## Given request
The data below must be copied in full and without any change.

(Dataset items)
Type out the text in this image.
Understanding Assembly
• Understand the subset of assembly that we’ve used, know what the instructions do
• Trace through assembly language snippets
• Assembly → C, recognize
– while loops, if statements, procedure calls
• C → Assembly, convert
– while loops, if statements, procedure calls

## Full solution
Type out the text in this image.
Understanding Assembly
• Understand the subset of assembly that we’ve used, know what the instructions do
• Trace through assembly language snippets
• Assembly → C, recognize
– while loops, if statements, procedure calls
• C → Assembly, convert
– while loops, if statements, procedure calls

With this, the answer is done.